EXERCISE
Extract each line of the data and write it out again exactly.

(Some records)
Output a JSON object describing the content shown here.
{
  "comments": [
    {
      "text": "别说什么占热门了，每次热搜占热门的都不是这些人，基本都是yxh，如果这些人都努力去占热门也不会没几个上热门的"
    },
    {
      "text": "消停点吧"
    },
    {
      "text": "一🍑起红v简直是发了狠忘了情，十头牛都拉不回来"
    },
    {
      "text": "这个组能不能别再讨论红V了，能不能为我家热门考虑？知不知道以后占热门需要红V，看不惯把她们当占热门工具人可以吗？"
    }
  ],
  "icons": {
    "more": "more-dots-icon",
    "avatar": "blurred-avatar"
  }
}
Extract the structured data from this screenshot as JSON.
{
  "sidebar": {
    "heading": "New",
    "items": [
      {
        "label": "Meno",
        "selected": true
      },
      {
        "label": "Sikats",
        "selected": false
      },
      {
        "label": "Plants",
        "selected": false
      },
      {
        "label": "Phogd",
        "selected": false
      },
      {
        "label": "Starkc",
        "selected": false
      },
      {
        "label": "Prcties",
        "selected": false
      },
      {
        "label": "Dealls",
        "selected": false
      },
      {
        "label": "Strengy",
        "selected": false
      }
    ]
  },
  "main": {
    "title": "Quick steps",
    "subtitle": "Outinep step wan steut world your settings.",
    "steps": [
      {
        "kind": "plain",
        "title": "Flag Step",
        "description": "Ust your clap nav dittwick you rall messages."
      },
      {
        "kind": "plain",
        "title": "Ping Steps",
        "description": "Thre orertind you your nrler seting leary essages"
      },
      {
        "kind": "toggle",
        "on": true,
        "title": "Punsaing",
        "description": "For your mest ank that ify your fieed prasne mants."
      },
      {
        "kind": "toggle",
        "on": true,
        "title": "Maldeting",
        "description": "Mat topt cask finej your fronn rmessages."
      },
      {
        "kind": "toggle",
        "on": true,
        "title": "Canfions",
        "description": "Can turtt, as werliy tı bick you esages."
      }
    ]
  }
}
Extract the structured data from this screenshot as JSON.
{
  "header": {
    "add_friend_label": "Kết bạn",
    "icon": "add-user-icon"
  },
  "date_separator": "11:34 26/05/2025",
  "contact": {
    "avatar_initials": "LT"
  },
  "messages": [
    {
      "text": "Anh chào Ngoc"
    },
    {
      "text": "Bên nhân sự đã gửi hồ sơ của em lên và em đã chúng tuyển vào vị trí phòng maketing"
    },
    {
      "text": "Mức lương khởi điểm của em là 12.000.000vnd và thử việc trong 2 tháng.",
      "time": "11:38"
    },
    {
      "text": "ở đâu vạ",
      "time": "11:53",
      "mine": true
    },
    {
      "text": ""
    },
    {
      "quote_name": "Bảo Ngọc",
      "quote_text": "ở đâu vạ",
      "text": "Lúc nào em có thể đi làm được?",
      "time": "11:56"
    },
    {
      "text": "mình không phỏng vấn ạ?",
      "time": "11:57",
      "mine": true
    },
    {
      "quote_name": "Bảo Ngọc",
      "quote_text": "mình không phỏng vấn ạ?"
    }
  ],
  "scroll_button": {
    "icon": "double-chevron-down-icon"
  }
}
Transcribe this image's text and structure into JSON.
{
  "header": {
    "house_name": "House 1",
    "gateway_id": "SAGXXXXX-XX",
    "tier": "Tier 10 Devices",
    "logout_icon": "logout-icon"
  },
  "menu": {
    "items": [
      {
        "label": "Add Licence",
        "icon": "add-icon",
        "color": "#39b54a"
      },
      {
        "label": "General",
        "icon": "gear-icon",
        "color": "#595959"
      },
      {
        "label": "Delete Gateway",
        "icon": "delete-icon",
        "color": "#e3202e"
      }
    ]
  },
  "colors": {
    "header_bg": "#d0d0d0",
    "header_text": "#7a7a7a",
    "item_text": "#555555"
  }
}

OUTPUT
Output a JSON object describing the content shown here.
{
  "comments": [
    {
      "text": "别说什么占热门了，每次热搜占热门的都不是这些人，基本都是yxh，如果这些人都努力去占热门也不会没几个上热门的"
    },
    {
      "text": "消停点吧"
    },
    {
      "text": "一🍑起红v简直是发了狠忘了情，十头牛都拉不回来"
    },
    {
      "text": "这个组能不能别再讨论红V了，能不能为我家热门考虑？知不知道以后占热门需要红V，看不惯把她们当占热门工具人可以吗？"
    }
  ],
  "icons": {
    "more": "more-dots-icon",
    "avatar": "blurred-avatar"
  }
}
Extract the structured data from this screenshot as JSON.
{
  "sidebar": {
    "heading": "New",
    "items": [
      {
        "label": "Meno",
        "selected": true
      },
      {
        "label": "Sikats",
        "selected": false
      },
      {
        "label": "Plants",
        "selected": false
      },
      {
        "label": "Phogd",
        "selected": false
      },
      {
        "label": "Starkc",
        "selected": false
      },
      {
        "label": "Prcties",
        "selected": false
      },
      {
        "label": "Dealls",
        "selected": false
      },
      {
        "label": "Strengy",
        "selected": false
      }
    ]
  },
  "main": {
    "title": "Quick steps",
    "subtitle": "Outinep step wan steut world your settings.",
    "steps": [
      {
        "kind": "plain",
        "title": "Flag Step",
        "description": "Ust your clap nav dittwick you rall messages."
      },
      {
        "kind": "plain",
        "title": "Ping Steps",
        "description": "Thre orertind you your nrler seting leary essages"
      },
      {
        "kind": "toggle",
        "on": true,
        "title": "Punsaing",
        "description": "For your mest ank that ify your fieed prasne mants."
      },
      {
        "kind": "toggle",
        "on": true,
        "title": "Maldeting",
        "description": "Mat topt cask finej your fronn rmessages."
      },
      {
        "kind": "toggle",
        "on": true,
        "title": "Canfions",
        "description": "Can turtt, as werliy tı bick you esages."
      }
    ]
  }
}
Extract the structured data from this screenshot as JSON.
{
  "header": {
    "add_friend_label": "Kết bạn",
    "icon": "add-user-icon"
  },
  "date_separator": "11:34 26/05/2025",
  "contact": {
    "avatar_initials": "LT"
  },
  "messages": [
    {
      "text": "Anh chào Ngoc"
    },
    {
      "text": "Bên nhân sự đã gửi hồ sơ của em lên và em đã chúng tuyển vào vị trí phòng maketing"
    },
    {
      "text": "Mức lương khởi điểm của em là 12.000.000vnd và thử việc trong 2 tháng.",
      "time": "11:38"
    },
    {
      "text": "ở đâu vạ",
      "time": "11:53",
      "mine": true
    },
    {
      "text": ""
    },
    {
      "quote_name": "Bảo Ngọc",
      "quote_text": "ở đâu vạ",
      "text": "Lúc nào em có thể đi làm được?",
      "time": "11:56"
    },
    {
      "text": "mình không phỏng vấn ạ?",
      "time": "11:57",
      "mine": true
    },
    {
      "quote_name": "Bảo Ngọc",
      "quote_text": "mình không phỏng vấn ạ?"
    }
  ],
  "scroll_button": {
    "icon": "double-chevron-down-icon"
  }
}
Transcribe this image's text and structure into JSON.
{
  "header": {
    "house_name": "House 1",
    "gateway_id": "SAGXXXXX-XX",
    "tier": "Tier 10 Devices",
    "logout_icon": "logout-icon"
  },
  "menu": {
    "items": [
      {
        "label": "Add Licence",
        "icon": "add-icon",
        "color": "#39b54a"
      },
      {
        "label": "General",
        "icon": "gear-icon",
        "color": "#595959"
      },
      {
        "label": "Delete Gateway",
        "icon": "delete-icon",
        "color": "#e3202e"
      }
    ]
  },
  "colors": {
    "header_bg": "#d0d0d0",
    "header_text": "#7a7a7a",
    "item_text": "#555555"
  }
}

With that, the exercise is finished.